▶ Directions:
Every line below that mentions the word "chickens" should be copied out.
Begin Material supplied
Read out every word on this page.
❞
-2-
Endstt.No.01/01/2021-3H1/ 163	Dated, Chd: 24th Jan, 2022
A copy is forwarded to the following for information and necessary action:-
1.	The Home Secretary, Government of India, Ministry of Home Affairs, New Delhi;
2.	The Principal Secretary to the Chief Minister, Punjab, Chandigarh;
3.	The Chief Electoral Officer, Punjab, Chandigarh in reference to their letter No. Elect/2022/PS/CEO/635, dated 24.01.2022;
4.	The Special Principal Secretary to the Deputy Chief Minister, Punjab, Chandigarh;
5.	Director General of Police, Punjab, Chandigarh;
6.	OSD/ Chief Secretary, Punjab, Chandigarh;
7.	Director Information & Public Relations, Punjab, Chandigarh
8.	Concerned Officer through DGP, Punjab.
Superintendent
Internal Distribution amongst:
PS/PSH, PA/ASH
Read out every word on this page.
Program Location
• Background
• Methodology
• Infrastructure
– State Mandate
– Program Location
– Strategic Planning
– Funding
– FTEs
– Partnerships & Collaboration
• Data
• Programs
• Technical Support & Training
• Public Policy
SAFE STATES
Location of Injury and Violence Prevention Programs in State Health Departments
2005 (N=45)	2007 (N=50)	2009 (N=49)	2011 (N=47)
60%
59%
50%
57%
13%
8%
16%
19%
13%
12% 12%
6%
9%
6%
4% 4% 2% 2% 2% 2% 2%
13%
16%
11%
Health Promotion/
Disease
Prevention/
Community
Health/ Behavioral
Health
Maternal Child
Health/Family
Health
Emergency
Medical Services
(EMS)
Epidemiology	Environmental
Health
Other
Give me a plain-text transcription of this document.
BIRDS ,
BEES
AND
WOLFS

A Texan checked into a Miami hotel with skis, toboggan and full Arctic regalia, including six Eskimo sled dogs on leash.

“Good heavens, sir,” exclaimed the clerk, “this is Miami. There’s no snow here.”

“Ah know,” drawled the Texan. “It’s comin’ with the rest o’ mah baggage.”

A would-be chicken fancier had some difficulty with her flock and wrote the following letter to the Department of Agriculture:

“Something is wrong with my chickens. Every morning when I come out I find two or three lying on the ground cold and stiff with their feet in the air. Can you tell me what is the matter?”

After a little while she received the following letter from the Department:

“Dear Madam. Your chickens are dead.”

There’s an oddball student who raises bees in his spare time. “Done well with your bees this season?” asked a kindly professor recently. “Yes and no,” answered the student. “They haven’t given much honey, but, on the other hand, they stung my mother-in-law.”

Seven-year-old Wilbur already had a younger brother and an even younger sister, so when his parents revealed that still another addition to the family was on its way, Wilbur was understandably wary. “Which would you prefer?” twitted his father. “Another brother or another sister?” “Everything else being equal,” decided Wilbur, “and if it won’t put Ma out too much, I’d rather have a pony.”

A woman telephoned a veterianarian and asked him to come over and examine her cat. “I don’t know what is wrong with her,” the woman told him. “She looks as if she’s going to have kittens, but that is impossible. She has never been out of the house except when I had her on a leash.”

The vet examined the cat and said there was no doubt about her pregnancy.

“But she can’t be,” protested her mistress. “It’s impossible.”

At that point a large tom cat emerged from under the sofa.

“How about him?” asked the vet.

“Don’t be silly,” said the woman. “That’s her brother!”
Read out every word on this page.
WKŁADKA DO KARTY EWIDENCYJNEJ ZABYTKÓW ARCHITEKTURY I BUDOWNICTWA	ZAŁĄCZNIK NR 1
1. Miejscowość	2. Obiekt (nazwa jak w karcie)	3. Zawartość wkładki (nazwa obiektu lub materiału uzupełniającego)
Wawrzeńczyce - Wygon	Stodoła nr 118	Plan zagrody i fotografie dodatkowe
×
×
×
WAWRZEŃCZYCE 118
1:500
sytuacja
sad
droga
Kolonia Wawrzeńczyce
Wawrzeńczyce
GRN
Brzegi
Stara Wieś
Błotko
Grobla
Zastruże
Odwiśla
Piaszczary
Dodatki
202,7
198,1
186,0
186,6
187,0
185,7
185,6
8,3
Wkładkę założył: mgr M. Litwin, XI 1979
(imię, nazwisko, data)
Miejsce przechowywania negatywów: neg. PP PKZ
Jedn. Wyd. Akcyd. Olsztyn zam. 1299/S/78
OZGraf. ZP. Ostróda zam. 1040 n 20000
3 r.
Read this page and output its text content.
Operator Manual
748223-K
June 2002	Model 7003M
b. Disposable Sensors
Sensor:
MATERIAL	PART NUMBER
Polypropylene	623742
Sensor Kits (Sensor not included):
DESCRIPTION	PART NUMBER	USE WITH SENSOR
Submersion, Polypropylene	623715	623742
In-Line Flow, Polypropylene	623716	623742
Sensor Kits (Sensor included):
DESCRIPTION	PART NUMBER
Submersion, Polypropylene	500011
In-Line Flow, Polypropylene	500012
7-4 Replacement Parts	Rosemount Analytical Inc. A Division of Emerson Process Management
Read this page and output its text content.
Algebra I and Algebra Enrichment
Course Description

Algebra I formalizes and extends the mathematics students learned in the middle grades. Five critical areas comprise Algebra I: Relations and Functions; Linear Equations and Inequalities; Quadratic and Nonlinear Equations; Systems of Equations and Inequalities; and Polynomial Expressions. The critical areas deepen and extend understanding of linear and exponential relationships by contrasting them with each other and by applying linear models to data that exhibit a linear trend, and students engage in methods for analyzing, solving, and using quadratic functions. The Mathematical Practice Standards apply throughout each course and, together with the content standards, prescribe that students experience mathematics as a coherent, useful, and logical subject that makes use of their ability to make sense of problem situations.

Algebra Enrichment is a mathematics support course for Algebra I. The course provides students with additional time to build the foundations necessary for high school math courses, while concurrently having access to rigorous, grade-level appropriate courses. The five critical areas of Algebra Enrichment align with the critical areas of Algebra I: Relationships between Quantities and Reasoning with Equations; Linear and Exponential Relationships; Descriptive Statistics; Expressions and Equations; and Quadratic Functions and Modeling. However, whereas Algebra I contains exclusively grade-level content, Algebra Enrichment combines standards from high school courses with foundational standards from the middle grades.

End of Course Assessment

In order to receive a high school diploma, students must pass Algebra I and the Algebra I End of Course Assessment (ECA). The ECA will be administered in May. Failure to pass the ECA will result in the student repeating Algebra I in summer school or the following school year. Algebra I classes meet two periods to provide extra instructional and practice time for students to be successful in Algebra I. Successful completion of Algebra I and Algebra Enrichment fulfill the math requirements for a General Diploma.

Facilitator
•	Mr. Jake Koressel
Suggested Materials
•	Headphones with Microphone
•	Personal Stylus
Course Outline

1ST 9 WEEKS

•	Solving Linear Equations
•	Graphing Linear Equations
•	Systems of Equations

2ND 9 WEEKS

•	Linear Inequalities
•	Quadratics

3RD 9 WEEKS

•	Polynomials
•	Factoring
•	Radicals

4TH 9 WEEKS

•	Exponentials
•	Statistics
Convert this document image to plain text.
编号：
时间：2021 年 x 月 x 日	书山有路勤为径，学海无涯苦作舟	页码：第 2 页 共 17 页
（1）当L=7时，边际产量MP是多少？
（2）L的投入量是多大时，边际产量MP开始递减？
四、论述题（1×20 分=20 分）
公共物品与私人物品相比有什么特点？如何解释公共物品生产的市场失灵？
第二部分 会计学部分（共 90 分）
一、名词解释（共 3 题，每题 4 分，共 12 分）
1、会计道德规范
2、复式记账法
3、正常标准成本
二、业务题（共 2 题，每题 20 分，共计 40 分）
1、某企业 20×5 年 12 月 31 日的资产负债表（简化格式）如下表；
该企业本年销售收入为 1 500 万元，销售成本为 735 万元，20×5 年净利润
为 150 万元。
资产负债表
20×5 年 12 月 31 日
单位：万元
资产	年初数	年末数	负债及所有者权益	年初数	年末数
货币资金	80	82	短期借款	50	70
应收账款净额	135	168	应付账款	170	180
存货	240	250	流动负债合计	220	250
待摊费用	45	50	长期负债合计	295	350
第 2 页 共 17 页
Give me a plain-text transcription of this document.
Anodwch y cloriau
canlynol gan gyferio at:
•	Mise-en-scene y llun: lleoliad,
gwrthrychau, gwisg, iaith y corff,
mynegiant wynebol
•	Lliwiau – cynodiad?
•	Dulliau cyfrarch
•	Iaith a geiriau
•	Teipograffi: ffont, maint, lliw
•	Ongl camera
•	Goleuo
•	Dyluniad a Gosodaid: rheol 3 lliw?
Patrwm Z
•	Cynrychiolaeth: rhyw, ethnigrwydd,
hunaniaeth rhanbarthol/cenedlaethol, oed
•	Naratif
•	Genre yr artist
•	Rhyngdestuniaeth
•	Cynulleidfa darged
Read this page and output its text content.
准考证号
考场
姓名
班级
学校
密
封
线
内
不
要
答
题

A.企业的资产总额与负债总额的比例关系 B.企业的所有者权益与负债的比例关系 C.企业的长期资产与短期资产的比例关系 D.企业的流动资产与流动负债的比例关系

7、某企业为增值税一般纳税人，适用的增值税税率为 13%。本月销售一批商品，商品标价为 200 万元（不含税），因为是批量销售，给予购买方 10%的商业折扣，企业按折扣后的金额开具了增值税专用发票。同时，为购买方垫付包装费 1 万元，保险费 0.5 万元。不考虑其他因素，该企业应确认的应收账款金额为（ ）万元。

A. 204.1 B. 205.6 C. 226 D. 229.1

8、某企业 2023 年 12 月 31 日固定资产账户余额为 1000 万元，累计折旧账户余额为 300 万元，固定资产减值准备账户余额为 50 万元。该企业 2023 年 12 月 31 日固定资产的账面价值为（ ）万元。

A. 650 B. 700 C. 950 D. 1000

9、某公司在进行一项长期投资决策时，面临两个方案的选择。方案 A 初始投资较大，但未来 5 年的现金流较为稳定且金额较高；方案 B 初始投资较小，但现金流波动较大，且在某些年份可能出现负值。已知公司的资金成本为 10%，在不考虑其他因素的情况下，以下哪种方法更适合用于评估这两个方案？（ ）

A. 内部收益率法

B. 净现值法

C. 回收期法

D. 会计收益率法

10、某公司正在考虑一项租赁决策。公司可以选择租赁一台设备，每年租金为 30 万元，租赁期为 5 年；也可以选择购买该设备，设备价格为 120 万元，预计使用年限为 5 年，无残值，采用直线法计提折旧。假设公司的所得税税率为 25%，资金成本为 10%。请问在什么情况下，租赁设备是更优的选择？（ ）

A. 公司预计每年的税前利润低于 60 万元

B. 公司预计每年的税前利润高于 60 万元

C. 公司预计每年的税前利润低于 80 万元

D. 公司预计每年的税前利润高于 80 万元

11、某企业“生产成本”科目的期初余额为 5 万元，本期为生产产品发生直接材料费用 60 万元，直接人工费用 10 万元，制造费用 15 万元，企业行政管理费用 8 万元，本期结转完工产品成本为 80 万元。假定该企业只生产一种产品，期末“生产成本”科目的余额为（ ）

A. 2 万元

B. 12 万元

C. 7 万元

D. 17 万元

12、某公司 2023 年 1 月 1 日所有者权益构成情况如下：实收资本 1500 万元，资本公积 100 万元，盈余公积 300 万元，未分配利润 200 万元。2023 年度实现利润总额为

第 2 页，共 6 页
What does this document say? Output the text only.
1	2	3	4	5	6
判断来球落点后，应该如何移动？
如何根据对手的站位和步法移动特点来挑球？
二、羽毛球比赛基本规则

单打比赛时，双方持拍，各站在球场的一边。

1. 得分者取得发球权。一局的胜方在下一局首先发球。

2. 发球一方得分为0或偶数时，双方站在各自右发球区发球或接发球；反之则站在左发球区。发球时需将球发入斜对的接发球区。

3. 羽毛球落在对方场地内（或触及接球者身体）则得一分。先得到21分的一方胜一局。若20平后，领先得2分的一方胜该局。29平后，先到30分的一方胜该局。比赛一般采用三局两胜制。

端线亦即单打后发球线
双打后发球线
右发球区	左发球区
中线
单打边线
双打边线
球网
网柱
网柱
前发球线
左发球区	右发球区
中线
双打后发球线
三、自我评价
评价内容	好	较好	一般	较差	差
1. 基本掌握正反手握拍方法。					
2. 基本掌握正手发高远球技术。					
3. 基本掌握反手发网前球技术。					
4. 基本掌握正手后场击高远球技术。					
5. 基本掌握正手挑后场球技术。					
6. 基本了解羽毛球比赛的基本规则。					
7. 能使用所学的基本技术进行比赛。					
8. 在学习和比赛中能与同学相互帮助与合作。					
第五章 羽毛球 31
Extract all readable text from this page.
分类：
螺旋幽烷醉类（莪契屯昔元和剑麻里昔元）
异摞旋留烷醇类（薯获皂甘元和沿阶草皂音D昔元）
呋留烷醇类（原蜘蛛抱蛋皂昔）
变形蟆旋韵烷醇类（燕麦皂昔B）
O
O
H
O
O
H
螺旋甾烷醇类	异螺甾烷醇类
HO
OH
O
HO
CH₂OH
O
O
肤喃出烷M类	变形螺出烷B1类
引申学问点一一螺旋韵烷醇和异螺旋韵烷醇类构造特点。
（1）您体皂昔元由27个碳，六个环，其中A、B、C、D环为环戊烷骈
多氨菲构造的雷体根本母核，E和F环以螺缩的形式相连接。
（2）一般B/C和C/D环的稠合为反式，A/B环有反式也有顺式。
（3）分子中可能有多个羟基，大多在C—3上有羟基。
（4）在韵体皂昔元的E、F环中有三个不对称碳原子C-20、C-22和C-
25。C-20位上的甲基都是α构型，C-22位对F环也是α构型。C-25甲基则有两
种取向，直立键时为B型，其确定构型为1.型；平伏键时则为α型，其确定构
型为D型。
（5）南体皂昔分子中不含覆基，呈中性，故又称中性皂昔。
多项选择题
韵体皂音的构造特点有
End Material supplied
▶ Exercise solution:
“Something is wrong with my chickens. Every morning when I come out I find two or three lying on the ground cold and stiff with their feet in the air. Can you tell me what is the matter?”
“Dear Madam. Your chickens are dead.”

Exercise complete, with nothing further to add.